To this day I may still have a fear of German shepherds, used by the apartheid police as sniffer dogs and sometimes set on us children for no reason during their patrols.
But there are many positive reminders of the liberation struggle in Soweto township's Orlando West neighbourhood - so much so that a tourism industry has developed there.
Sakhumzi Maqubela owns a popular restaurant on its famous Vilakazi Street, where both Nelson Mandela, who became president when the African National Congress (ANC) swept to victory in 1994, and Archbishop Desmond Tutu once lived.
"Tourism has benefited Vilakazi Street a lot. I saw tourists walking up and down in awe of what South Africa has become, I then decided to start selling food," he said.
Mr Maqubela likened his own efforts over the last three decades to those of the country's leaders.
"The last 30 years have been trial and error for our government, we can give them credit that they've been learning.
"I have created 500 jobs here and I sleep better knowing that my efforts have made a difference."
The early years of democracy were promising: after Mr Mandela's first term, Thabo Mbeki won the next elections; civil society flourished - as did a vocal and free press.
But many feel the honeymoon is definitely over for the ANC, which is still in power and is mired in allegations of corruption and infighting. The country faces high levels of unemployment, violent crime and many still suffer from a lack of basic services like water and electricity.
The democratic dividends that Mr Maqubela has enjoyed do not spread far beyond the area around Vilakazi St.
Just a 10-minute drive away in Kliptown, rows of portable toilets, that are rarely cleaned or emptied, line the streets.
There are no schools nearby but plenty of shebeens, as bars in residential areas are known here. Young mothers are struggling to get by.
"Thirty years of democracy means nothing to me, there's nothing to celebrate," said Tasneema Sylvester, who was sitting outside her shack wearing a sunhat, black jeans and a worn-out red T-shirt.
"I won't bother voting this year because I don't see anything that the ANC claims to have done," said the 38-year-old mother of three.
"I don't have a job, no clean running water, no toilets. I am angry and hopeless."
Ms Sylvester's story reflects a much wider truth in South Africa today - the vast gap between the haves and the have-nots.
And people in Kliptown feel that their connection to the liberation struggle is often overlooked, given it was here that the 1955 Freedom Charter was signed - the document drafted by those fighting apartheid that set out the vision of a democratic South Africa.
"We've been neglected for too long, it's very sad that none of the 10 clauses of the Freedom Charter have been implemented in this neighbourhood," said local tourist guide Ntokozo Dube.
For political analyst Tessa Dooms, there are hard questions to consider on the 30th anniversary.
"It's very clear that people don't feel like we have fundamentally changed the architecture of our country," she said.
"There are some glaring things that are still very similar to the past… high levels of inequality persist and have even increased in the democratic era."
The crisis is illustrated by the hundreds of trained medical doctors who have been staging protests in major cities across the country because they cannot find work.
"It's very disheartening because the people of South Africa are in dire need of healthcare yet we have a collapsing system and that's why we have 800 qualified doctors sitting at home," said Dr Mumtaaz Emeran-Thomas, who is surviving on freelance work unrelated to her medical skills.
Young people especially are demanding change and may abandon any loyalty felt to the ANC for delivering democracy.
There are others who feel so disillusioned that they say they will not vote at all.
Yet the vast majority of people, like my mother, who lived through apartheid, cannot forget the gains and still believe in the power of the ballot box.
And as I will be working on 29 May, the seventh general election under democratic rule, she will be taking my six-year-old daughter with her as she lines up at the same Kwa-Thema polling station where she voted in 1994.

- **WHAT YOU ARE ASKED TO DO**
Answer these questions about the article on Soweto:
1. How many jobs does Sakhumzi Maqubela say he has created?
2. In which neighborhood was the 1955 Freedom Charter signed?
3. How many qualified doctors does Dr Mumtaaz Emeran-Thomas say are sitting at home?
The entries play no part here.

- **INFORMATION PROVIDED**

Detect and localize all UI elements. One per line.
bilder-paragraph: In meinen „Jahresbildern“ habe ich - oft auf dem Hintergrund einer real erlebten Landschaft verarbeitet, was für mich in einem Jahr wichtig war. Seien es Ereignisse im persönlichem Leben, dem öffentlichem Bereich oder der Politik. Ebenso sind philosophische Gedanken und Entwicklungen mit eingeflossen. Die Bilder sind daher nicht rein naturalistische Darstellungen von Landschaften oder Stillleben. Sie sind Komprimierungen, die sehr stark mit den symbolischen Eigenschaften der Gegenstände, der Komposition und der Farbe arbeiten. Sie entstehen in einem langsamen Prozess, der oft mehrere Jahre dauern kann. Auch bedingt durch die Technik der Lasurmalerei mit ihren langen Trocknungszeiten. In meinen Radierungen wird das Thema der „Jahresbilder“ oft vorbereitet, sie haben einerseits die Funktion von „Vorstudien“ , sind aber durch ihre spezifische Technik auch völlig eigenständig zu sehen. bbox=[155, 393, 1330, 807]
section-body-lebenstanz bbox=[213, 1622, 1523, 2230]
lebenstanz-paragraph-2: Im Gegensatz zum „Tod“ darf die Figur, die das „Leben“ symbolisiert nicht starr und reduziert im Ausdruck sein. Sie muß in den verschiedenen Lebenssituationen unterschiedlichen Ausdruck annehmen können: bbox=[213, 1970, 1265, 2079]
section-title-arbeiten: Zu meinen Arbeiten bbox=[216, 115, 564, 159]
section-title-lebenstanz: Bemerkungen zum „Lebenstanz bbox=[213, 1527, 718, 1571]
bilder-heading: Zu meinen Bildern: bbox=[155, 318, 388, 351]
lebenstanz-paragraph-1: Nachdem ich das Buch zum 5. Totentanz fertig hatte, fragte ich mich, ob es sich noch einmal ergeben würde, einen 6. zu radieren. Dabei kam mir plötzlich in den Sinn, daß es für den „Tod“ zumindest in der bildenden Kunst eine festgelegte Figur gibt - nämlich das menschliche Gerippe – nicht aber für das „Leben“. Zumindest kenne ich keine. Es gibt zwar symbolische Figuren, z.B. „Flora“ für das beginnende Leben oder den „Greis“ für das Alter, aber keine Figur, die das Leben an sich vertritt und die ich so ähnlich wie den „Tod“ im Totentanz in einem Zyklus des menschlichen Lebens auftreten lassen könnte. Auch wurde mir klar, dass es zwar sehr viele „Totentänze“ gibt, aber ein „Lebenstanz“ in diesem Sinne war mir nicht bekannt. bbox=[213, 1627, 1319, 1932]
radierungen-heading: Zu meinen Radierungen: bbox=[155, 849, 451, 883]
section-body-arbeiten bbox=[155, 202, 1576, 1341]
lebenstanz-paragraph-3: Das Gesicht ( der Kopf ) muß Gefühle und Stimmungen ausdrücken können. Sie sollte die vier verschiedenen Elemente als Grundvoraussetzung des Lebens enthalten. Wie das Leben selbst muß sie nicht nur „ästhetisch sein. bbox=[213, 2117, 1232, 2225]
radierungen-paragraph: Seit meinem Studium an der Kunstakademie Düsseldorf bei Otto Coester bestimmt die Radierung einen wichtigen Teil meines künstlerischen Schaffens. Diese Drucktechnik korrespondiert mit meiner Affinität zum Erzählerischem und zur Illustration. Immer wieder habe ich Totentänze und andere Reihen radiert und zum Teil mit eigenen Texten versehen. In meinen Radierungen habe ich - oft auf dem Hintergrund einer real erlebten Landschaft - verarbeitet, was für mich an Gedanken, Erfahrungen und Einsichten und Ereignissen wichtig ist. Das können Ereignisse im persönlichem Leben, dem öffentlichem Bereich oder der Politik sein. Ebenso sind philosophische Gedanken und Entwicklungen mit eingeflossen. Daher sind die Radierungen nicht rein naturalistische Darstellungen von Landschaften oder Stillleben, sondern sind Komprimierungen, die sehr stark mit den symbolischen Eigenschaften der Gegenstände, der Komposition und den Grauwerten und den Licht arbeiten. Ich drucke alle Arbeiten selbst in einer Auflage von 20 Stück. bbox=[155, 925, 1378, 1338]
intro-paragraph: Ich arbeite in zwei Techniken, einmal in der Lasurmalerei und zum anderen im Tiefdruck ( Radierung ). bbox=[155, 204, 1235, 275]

- **TASK RESPONSE**
1. 500
2. Kliptown
3. 800